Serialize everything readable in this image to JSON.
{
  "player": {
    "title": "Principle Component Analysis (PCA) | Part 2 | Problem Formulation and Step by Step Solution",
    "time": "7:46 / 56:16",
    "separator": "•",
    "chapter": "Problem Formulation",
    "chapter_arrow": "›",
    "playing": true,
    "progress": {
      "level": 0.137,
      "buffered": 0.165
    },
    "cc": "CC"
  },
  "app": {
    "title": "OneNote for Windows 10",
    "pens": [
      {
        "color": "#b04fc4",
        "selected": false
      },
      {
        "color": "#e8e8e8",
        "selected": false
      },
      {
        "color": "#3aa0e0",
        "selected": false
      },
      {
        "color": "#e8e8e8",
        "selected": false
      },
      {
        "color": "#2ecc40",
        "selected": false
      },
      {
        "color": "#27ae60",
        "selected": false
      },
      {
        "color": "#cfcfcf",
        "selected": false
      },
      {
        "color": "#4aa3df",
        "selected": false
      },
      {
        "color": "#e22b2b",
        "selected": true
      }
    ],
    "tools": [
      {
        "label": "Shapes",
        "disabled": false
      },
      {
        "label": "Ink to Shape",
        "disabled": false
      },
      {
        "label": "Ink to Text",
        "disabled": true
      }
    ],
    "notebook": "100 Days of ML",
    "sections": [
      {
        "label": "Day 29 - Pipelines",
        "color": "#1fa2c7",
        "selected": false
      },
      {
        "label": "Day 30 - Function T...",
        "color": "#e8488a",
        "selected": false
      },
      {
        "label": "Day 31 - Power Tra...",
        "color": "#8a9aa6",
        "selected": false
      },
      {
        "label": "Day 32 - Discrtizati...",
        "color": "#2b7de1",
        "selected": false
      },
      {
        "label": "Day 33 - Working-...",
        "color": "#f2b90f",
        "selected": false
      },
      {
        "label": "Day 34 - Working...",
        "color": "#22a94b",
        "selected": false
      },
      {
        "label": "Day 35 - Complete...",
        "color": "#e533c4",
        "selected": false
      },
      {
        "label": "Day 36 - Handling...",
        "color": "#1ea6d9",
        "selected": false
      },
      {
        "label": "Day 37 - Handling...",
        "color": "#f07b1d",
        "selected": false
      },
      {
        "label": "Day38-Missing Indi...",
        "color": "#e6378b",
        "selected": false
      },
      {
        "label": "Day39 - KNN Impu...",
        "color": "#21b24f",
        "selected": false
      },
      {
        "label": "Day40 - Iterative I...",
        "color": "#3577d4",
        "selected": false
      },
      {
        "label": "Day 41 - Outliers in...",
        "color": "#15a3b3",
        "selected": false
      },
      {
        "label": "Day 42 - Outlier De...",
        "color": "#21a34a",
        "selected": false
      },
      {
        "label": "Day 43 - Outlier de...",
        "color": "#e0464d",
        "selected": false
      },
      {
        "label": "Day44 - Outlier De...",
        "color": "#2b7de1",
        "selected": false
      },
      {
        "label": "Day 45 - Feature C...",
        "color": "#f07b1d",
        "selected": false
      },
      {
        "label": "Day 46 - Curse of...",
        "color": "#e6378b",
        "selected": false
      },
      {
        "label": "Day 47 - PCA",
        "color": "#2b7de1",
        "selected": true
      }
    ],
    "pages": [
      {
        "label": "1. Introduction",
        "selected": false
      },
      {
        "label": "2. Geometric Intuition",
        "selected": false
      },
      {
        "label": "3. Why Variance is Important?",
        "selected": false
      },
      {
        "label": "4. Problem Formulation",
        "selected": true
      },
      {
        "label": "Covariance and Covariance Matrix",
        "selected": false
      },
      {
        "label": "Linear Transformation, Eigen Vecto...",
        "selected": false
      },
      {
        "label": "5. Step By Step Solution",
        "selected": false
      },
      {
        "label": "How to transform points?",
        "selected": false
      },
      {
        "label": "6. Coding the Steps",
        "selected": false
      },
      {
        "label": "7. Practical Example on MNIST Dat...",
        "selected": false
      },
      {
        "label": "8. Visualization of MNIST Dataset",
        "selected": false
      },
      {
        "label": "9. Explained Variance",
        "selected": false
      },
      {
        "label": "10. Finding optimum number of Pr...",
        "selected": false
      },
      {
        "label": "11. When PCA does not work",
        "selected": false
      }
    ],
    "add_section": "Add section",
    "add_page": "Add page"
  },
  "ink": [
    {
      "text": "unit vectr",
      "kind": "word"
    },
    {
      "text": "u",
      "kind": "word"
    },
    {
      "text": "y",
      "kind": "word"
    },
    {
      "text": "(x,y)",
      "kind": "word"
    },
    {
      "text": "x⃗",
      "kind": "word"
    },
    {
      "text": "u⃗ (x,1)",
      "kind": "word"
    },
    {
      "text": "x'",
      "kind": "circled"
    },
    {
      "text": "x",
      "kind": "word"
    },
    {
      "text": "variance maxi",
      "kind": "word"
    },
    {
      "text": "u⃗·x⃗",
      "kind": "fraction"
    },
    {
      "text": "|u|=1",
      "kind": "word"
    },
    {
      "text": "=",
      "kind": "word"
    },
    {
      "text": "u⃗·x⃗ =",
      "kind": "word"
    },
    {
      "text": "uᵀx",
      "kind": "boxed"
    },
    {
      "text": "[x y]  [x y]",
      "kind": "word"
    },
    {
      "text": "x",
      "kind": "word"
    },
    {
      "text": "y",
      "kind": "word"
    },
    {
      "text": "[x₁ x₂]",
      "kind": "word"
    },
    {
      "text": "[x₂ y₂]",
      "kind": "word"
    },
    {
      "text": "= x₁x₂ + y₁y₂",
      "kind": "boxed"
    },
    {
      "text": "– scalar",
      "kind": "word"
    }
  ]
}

=-=-=-=-=

• _Direction_
Reproduce the whole listing word for word.

• _Solved exercise_
Serialize everything readable in this image to JSON.
{
  "player": {
    "title": "Principle Component Analysis (PCA) | Part 2 | Problem Formulation and Step by Step Solution",
    "time": "7:46 / 56:16",
    "separator": "•",
    "chapter": "Problem Formulation",
    "chapter_arrow": "›",
    "playing": true,
    "progress": {
      "level": 0.137,
      "buffered": 0.165
    },
    "cc": "CC"
  },
  "app": {
    "title": "OneNote for Windows 10",
    "pens": [
      {
        "color": "#b04fc4",
        "selected": false
      },
      {
        "color": "#e8e8e8",
        "selected": false
      },
      {
        "color": "#3aa0e0",
        "selected": false
      },
      {
        "color": "#e8e8e8",
        "selected": false
      },
      {
        "color": "#2ecc40",
        "selected": false
      },
      {
        "color": "#27ae60",
        "selected": false
      },
      {
        "color": "#cfcfcf",
        "selected": false
      },
      {
        "color": "#4aa3df",
        "selected": false
      },
      {
        "color": "#e22b2b",
        "selected": true
      }
    ],
    "tools": [
      {
        "label": "Shapes",
        "disabled": false
      },
      {
        "label": "Ink to Shape",
        "disabled": false
      },
      {
        "label": "Ink to Text",
        "disabled": true
      }
    ],
    "notebook": "100 Days of ML",
    "sections": [
      {
        "label": "Day 29 - Pipelines",
        "color": "#1fa2c7",
        "selected": false
      },
      {
        "label": "Day 30 - Function T...",
        "color": "#e8488a",
        "selected": false
      },
      {
        "label": "Day 31 - Power Tra...",
        "color": "#8a9aa6",
        "selected": false
      },
      {
        "label": "Day 32 - Discrtizati...",
        "color": "#2b7de1",
        "selected": false
      },
      {
        "label": "Day 33 - Working-...",
        "color": "#f2b90f",
        "selected": false
      },
      {
        "label": "Day 34 - Working...",
        "color": "#22a94b",
        "selected": false
      },
      {
        "label": "Day 35 - Complete...",
        "color": "#e533c4",
        "selected": false
      },
      {
        "label": "Day 36 - Handling...",
        "color": "#1ea6d9",
        "selected": false
      },
      {
        "label": "Day 37 - Handling...",
        "color": "#f07b1d",
        "selected": false
      },
      {
        "label": "Day38-Missing Indi...",
        "color": "#e6378b",
        "selected": false
      },
      {
        "label": "Day39 - KNN Impu...",
        "color": "#21b24f",
        "selected": false
      },
      {
        "label": "Day40 - Iterative I...",
        "color": "#3577d4",
        "selected": false
      },
      {
        "label": "Day 41 - Outliers in...",
        "color": "#15a3b3",
        "selected": false
      },
      {
        "label": "Day 42 - Outlier De...",
        "color": "#21a34a",
        "selected": false
      },
      {
        "label": "Day 43 - Outlier de...",
        "color": "#e0464d",
        "selected": false
      },
      {
        "label": "Day44 - Outlier De...",
        "color": "#2b7de1",
        "selected": false
      },
      {
        "label": "Day 45 - Feature C...",
        "color": "#f07b1d",
        "selected": false
      },
      {
        "label": "Day 46 - Curse of...",
        "color": "#e6378b",
        "selected": false
      },
      {
        "label": "Day 47 - PCA",
        "color": "#2b7de1",
        "selected": true
      }
    ],
    "pages": [
      {
        "label": "1. Introduction",
        "selected": false
      },
      {
        "label": "2. Geometric Intuition",
        "selected": false
      },
      {
        "label": "3. Why Variance is Important?",
        "selected": false
      },
      {
        "label": "4. Problem Formulation",
        "selected": true
      },
      {
        "label": "Covariance and Covariance Matrix",
        "selected": false
      },
      {
        "label": "Linear Transformation, Eigen Vecto...",
        "selected": false
      },
      {
        "label": "5. Step By Step Solution",
        "selected": false
      },
      {
        "label": "How to transform points?",
        "selected": false
      },
      {
        "label": "6. Coding the Steps",
        "selected": false
      },
      {
        "label": "7. Practical Example on MNIST Dat...",
        "selected": false
      },
      {
        "label": "8. Visualization of MNIST Dataset",
        "selected": false
      },
      {
        "label": "9. Explained Variance",
        "selected": false
      },
      {
        "label": "10. Finding optimum number of Pr...",
        "selected": false
      },
      {
        "label": "11. When PCA does not work",
        "selected": false
      }
    ],
    "add_section": "Add section",
    "add_page": "Add page"
  },
  "ink": [
    {
      "text": "unit vectr",
      "kind": "word"
    },
    {
      "text": "u",
      "kind": "word"
    },
    {
      "text": "y",
      "kind": "word"
    },
    {
      "text": "(x,y)",
      "kind": "word"
    },
    {
      "text": "x⃗",
      "kind": "word"
    },
    {
      "text": "u⃗ (x,1)",
      "kind": "word"
    },
    {
      "text": "x'",
      "kind": "circled"
    },
    {
      "text": "x",
      "kind": "word"
    },
    {
      "text": "variance maxi",
      "kind": "word"
    },
    {
      "text": "u⃗·x⃗",
      "kind": "fraction"
    },
    {
      "text": "|u|=1",
      "kind": "word"
    },
    {
      "text": "=",
      "kind": "word"
    },
    {
      "text": "u⃗·x⃗ =",
      "kind": "word"
    },
    {
      "text": "uᵀx",
      "kind": "boxed"
    },
    {
      "text": "[x y]  [x y]",
      "kind": "word"
    },
    {
      "text": "x",
      "kind": "word"
    },
    {
      "text": "y",
      "kind": "word"
    },
    {
      "text": "[x₁ x₂]",
      "kind": "word"
    },
    {
      "text": "[x₂ y₂]",
      "kind": "word"
    },
    {
      "text": "= x₁x₂ + y₁y₂",
      "kind": "boxed"
    },
    {
      "text": "– scalar",
      "kind": "word"
    }
  ]
}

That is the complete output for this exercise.